▸ Source text
┌────────

The Condotierre token is placed in beautiful Milano. You want Milano. You feel it is your… destiny. You’re up first, so you drop a strength “10” card onto the table, the strongest in the game. The next player in line folds. So does the next. You stay cool, even as your heart feels like it’s falling down an endless flight of stairs.
Smiling, the player opposite you – let’s call her Kendra – drops a strength “1” card onto the table, the military equivalent of a youth group. You scowl. Your army would crush hers, but you can’t drop out of the race. If you do that, Kendra could go on to play card after card until she just edges out past your 10.
You look at your hand. Your lowest card is a 4. Your scowl grows. You play the 4 anyway. Now it’s Kendra’s turn to scowl at your stubborn ways. She plays another 1. You play another 4. She plays a Drummer card, a bonus that doubles the strength of her boyscouts. You’ve now got strength 18 to her 4. Just how much do you want Milan? Pretty bad, so you play another card, a 5, putting you at a ridiculous 23 to her 4. You just won’t quit. But reaching into the furthest reaches of her hand, Kendra produces… a Winter card.

└────────

▸ Exercise instructions
In the source text, what does the Drummer card do for Kendra?

▸ Information shown
┌────────

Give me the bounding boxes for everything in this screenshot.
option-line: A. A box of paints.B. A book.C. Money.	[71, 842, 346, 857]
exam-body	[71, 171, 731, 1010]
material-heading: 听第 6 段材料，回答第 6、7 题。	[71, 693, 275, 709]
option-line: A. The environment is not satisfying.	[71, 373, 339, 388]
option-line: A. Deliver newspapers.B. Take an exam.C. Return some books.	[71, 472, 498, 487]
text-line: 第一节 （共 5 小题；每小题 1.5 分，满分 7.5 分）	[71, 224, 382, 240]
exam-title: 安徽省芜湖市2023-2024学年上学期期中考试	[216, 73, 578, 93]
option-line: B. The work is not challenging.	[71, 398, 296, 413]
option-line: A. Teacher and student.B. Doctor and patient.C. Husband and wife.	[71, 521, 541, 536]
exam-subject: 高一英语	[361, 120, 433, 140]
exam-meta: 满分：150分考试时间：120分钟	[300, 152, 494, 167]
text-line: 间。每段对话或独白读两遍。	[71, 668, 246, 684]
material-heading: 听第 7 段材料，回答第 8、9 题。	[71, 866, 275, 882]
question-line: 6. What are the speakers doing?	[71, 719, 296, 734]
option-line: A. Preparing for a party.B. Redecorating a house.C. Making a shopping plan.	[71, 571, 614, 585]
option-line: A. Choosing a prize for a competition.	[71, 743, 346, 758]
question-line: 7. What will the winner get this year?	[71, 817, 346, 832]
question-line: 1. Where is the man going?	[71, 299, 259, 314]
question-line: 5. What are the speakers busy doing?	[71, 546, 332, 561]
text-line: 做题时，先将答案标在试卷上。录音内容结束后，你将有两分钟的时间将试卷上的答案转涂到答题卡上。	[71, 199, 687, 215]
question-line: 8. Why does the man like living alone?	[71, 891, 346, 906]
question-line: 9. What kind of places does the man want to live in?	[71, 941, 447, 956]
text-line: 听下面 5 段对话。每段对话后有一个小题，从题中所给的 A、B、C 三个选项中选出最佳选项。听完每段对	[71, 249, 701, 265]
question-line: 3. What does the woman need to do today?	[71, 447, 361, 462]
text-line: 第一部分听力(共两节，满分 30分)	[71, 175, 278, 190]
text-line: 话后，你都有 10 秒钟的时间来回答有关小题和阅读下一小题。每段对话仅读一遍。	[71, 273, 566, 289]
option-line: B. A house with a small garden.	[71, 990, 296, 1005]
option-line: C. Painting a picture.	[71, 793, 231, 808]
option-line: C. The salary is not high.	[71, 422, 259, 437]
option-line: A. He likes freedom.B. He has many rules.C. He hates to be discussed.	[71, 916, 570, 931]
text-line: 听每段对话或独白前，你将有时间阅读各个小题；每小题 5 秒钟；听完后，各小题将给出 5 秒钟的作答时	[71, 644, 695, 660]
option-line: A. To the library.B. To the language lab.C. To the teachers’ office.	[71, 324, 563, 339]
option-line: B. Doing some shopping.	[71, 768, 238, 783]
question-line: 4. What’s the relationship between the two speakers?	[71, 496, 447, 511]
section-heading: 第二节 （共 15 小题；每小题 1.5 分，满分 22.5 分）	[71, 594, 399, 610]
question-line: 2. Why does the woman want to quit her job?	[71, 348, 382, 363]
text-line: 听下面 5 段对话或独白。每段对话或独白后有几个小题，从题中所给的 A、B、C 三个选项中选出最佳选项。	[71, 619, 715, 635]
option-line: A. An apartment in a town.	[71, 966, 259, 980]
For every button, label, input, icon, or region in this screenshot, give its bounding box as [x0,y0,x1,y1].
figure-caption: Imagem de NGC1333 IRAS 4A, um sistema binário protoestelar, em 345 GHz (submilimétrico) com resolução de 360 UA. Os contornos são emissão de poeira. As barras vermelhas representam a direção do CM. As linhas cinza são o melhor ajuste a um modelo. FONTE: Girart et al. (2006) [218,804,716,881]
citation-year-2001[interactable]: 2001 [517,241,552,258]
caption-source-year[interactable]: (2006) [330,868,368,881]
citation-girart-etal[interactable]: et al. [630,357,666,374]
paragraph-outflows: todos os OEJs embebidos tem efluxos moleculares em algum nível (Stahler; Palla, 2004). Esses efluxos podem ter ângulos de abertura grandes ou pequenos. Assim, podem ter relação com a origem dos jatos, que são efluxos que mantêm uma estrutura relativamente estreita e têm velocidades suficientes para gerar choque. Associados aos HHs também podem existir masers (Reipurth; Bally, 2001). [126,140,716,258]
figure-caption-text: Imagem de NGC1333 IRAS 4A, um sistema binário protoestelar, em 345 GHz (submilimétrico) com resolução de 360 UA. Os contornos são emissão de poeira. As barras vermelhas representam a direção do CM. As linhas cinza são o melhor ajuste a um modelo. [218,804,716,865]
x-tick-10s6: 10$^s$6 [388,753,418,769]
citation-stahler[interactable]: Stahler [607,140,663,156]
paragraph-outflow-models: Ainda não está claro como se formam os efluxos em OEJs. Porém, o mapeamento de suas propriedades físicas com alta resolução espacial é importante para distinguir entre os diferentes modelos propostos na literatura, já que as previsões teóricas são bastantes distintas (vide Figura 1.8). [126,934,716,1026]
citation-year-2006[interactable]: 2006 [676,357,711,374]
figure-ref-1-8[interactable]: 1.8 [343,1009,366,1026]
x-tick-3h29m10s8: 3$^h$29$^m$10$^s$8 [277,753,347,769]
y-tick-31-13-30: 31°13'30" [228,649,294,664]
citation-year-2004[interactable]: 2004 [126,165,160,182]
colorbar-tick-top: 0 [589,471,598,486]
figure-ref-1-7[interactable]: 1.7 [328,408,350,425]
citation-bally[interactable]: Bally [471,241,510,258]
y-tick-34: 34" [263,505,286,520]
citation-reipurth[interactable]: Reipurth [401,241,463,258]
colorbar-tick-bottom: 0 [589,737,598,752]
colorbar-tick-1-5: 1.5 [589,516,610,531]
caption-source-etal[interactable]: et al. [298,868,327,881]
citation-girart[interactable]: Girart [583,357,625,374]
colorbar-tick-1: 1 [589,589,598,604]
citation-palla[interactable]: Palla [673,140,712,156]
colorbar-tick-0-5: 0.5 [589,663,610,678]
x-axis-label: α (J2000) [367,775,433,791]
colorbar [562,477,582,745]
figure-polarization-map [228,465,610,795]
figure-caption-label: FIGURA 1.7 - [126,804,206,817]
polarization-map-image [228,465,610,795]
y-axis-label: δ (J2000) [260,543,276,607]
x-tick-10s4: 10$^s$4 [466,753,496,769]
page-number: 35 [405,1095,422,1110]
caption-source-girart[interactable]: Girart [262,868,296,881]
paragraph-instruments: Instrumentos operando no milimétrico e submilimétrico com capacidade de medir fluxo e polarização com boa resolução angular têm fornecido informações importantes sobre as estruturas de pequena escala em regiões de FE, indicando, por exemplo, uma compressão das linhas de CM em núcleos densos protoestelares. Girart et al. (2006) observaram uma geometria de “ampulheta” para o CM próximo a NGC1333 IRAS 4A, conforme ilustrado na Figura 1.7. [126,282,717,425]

└────────

▸ Reply
It doubles the strength of her "1" cards.